**Task requirements**
Only lines with the string "screenshot" matter here; gather them from the material below.

---- Records to process

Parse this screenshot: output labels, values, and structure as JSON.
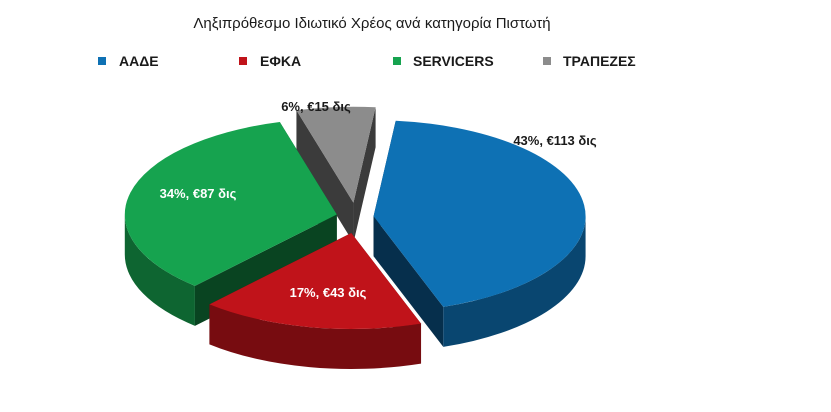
{
  "chart_data": {
    "type": "pie",
    "title": "Ληξιπρόθεσμο Ιδιωτικό Χρέος ανά κατηγορία Πιστωτή",
    "legend_position": "top",
    "slices": [
      {
        "name": "ΑΑΔΕ",
        "percent": 43,
        "value": 113,
        "label": "43%, €113  δις",
        "color": "#0E71B4",
        "label_color": "#1a1a1a"
      },
      {
        "name": "ΕΦΚΑ",
        "percent": 17,
        "value": 43,
        "label": "17%, €43  δις",
        "color": "#C0131A",
        "label_color": "#ffffff"
      },
      {
        "name": "SERVICERS",
        "percent": 34,
        "value": 87,
        "label": "34%, €87  δις",
        "color": "#16A34F",
        "label_color": "#ffffff"
      },
      {
        "name": "ΤΡΑΠΕΖΕΣ",
        "percent": 6,
        "value": 15,
        "label": "6%, €15  δις",
        "color": "#8C8C8C",
        "label_color": "#1a1a1a"
      }
    ]
  }
}
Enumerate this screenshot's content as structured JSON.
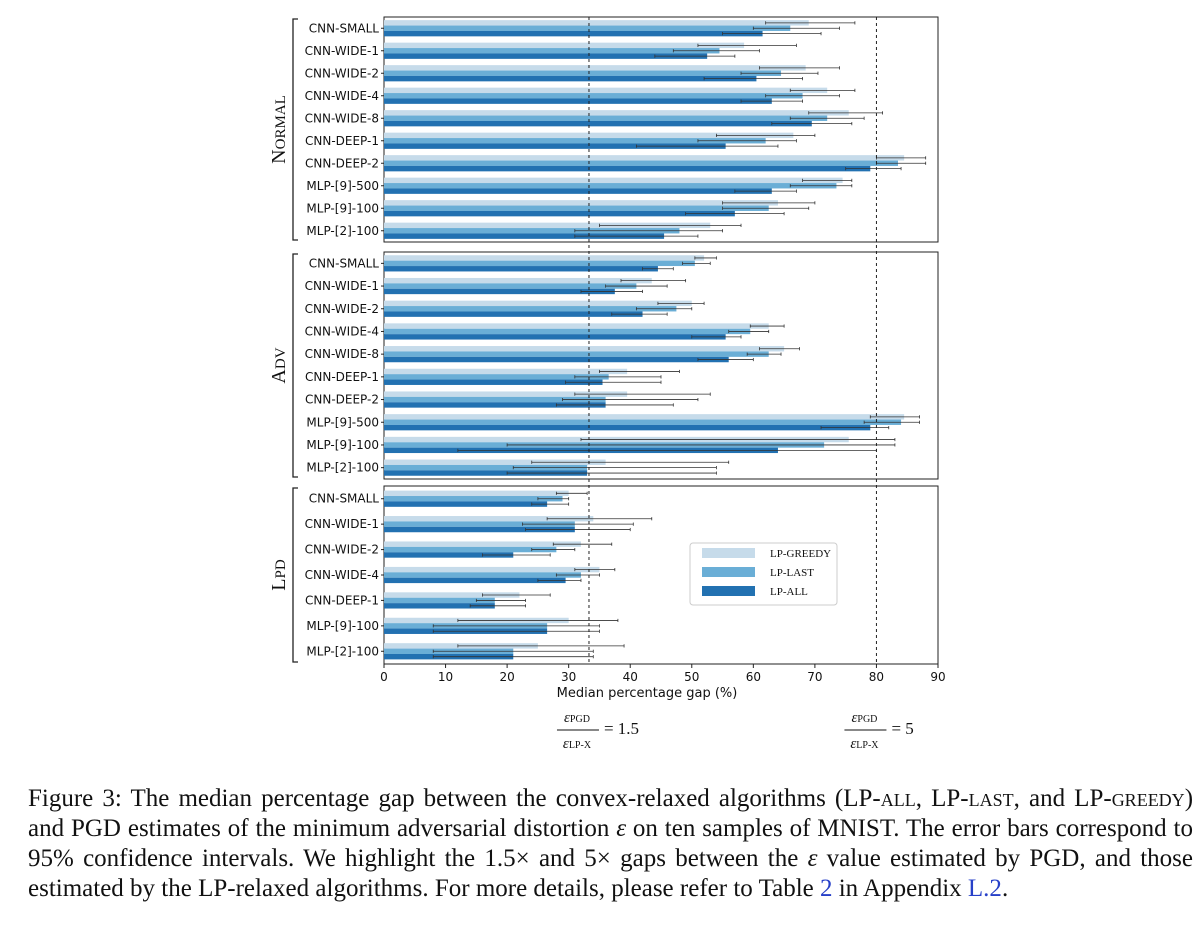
{
  "chart_data": {
    "type": "bar",
    "orientation": "horizontal",
    "xlabel": "Median percentage gap (%)",
    "xlim": [
      0,
      90
    ],
    "xticks": [
      0,
      10,
      20,
      30,
      40,
      50,
      60,
      70,
      80,
      90
    ],
    "legend_position": "right-middle of bottom panel",
    "series": [
      {
        "name": "LP-GREEDY",
        "color": "#c6dbea"
      },
      {
        "name": "LP-LAST",
        "color": "#6aaed6"
      },
      {
        "name": "LP-ALL",
        "color": "#2271b1"
      }
    ],
    "reference_lines": [
      {
        "x": 33.3,
        "label_num": "ε",
        "label_num_sub": "PGD",
        "label_den": "ε",
        "label_den_sub": "LP-X",
        "label_value": "= 1.5"
      },
      {
        "x": 80,
        "label_num": "ε",
        "label_num_sub": "PGD",
        "label_den": "ε",
        "label_den_sub": "LP-X",
        "label_value": "= 5"
      }
    ],
    "panels": [
      {
        "title": "NORMAL",
        "categories": [
          "CNN-SMALL",
          "CNN-WIDE-1",
          "CNN-WIDE-2",
          "CNN-WIDE-4",
          "CNN-WIDE-8",
          "CNN-DEEP-1",
          "CNN-DEEP-2",
          "MLP-[9]-500",
          "MLP-[9]-100",
          "MLP-[2]-100"
        ],
        "values": [
          [
            69,
            66,
            61.5
          ],
          [
            58.5,
            54.5,
            52.5
          ],
          [
            68.5,
            64.5,
            60.5
          ],
          [
            72,
            68,
            63
          ],
          [
            75.5,
            72,
            69.5
          ],
          [
            66.5,
            62,
            55.5
          ],
          [
            84.5,
            83.5,
            79
          ],
          [
            74.5,
            73.5,
            63
          ],
          [
            64,
            62.5,
            57
          ],
          [
            53,
            48,
            45.5
          ]
        ],
        "errors": [
          [
            [
              62,
              76.5
            ],
            [
              60,
              74
            ],
            [
              55,
              71
            ]
          ],
          [
            [
              51,
              67
            ],
            [
              47,
              61
            ],
            [
              44,
              57
            ]
          ],
          [
            [
              61,
              74
            ],
            [
              58,
              70.5
            ],
            [
              52,
              68
            ]
          ],
          [
            [
              66,
              76.5
            ],
            [
              62,
              74
            ],
            [
              58,
              68
            ]
          ],
          [
            [
              69,
              81
            ],
            [
              66,
              78
            ],
            [
              63,
              76
            ]
          ],
          [
            [
              54,
              70
            ],
            [
              51,
              67
            ],
            [
              41,
              64
            ]
          ],
          [
            [
              80,
              88
            ],
            [
              80,
              88
            ],
            [
              75,
              84
            ]
          ],
          [
            [
              68,
              76
            ],
            [
              66,
              76
            ],
            [
              57,
              67
            ]
          ],
          [
            [
              55,
              70
            ],
            [
              55,
              69
            ],
            [
              49,
              65
            ]
          ],
          [
            [
              35,
              58
            ],
            [
              31,
              55
            ],
            [
              31,
              51
            ]
          ]
        ]
      },
      {
        "title": "ADV",
        "categories": [
          "CNN-SMALL",
          "CNN-WIDE-1",
          "CNN-WIDE-2",
          "CNN-WIDE-4",
          "CNN-WIDE-8",
          "CNN-DEEP-1",
          "CNN-DEEP-2",
          "MLP-[9]-500",
          "MLP-[9]-100",
          "MLP-[2]-100"
        ],
        "values": [
          [
            52,
            50.5,
            44.5
          ],
          [
            43.5,
            41,
            37.5
          ],
          [
            50,
            47.5,
            42
          ],
          [
            62.5,
            59.5,
            55.5
          ],
          [
            65,
            62.5,
            56
          ],
          [
            39.5,
            36.5,
            35.5
          ],
          [
            39.5,
            36,
            36
          ],
          [
            84.5,
            84,
            79
          ],
          [
            75.5,
            71.5,
            64
          ],
          [
            36,
            33,
            33
          ]
        ],
        "errors": [
          [
            [
              50.5,
              54
            ],
            [
              48.5,
              53
            ],
            [
              42,
              47
            ]
          ],
          [
            [
              38.5,
              49
            ],
            [
              36,
              46
            ],
            [
              32,
              42
            ]
          ],
          [
            [
              44.5,
              52
            ],
            [
              41,
              50
            ],
            [
              37,
              46
            ]
          ],
          [
            [
              59.5,
              65
            ],
            [
              56,
              62.5
            ],
            [
              50,
              58
            ]
          ],
          [
            [
              61,
              67.5
            ],
            [
              59,
              64.5
            ],
            [
              51,
              60
            ]
          ],
          [
            [
              35,
              48
            ],
            [
              31,
              45
            ],
            [
              29.5,
              45
            ]
          ],
          [
            [
              31,
              53
            ],
            [
              29,
              51
            ],
            [
              28,
              47
            ]
          ],
          [
            [
              79,
              87
            ],
            [
              78,
              87
            ],
            [
              71,
              82
            ]
          ],
          [
            [
              32,
              83
            ],
            [
              20,
              83
            ],
            [
              12,
              80
            ]
          ],
          [
            [
              24,
              56
            ],
            [
              21,
              54
            ],
            [
              20,
              54
            ]
          ]
        ]
      },
      {
        "title": "LPD",
        "categories": [
          "CNN-SMALL",
          "CNN-WIDE-1",
          "CNN-WIDE-2",
          "CNN-WIDE-4",
          "CNN-DEEP-1",
          "MLP-[9]-100",
          "MLP-[2]-100"
        ],
        "values": [
          [
            30,
            29,
            26.5
          ],
          [
            34,
            31,
            31
          ],
          [
            32,
            28,
            21
          ],
          [
            35,
            32,
            29.5
          ],
          [
            22,
            18,
            18
          ],
          [
            30,
            26.5,
            26.5
          ],
          [
            25,
            21,
            21
          ]
        ],
        "errors": [
          [
            [
              28,
              33
            ],
            [
              25,
              30
            ],
            [
              24,
              30
            ]
          ],
          [
            [
              26.5,
              43.5
            ],
            [
              22.5,
              40.5
            ],
            [
              23,
              40
            ]
          ],
          [
            [
              27.5,
              37
            ],
            [
              24,
              31
            ],
            [
              16,
              27
            ]
          ],
          [
            [
              31,
              37.5
            ],
            [
              28,
              35
            ],
            [
              25,
              32
            ]
          ],
          [
            [
              16,
              27
            ],
            [
              15,
              23
            ],
            [
              14,
              23
            ]
          ],
          [
            [
              12,
              38
            ],
            [
              8,
              35
            ],
            [
              8,
              35
            ]
          ],
          [
            [
              12,
              39
            ],
            [
              8,
              34
            ],
            [
              8,
              34
            ]
          ]
        ]
      }
    ]
  },
  "caption": {
    "p1": "Figure 3: The median percentage gap between the convex-relaxed algorithms (LP-",
    "all": "all",
    "p2": ", LP-",
    "last": "last",
    "p3": ", and LP-",
    "greedy": "greedy",
    "p4": ") and PGD estimates of the minimum adversarial distortion ",
    "eps": "ε",
    "p5": " on ten samples of MNIST. The error bars correspond to 95% confidence intervals. We highlight the 1.5× and 5× gaps between the ",
    "eps2": "ε",
    "p6": " value estimated by PGD, and those estimated by the LP-relaxed algorithms. For more details, please refer to Table ",
    "table_ref": "2",
    "p7": " in Appendix ",
    "appendix_ref": "L.2",
    "p8": "."
  }
}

--------

**Output**
Parse this screenshot: output labels, values, and structure as JSON.
Enumerate this screenshot's content as structured JSON.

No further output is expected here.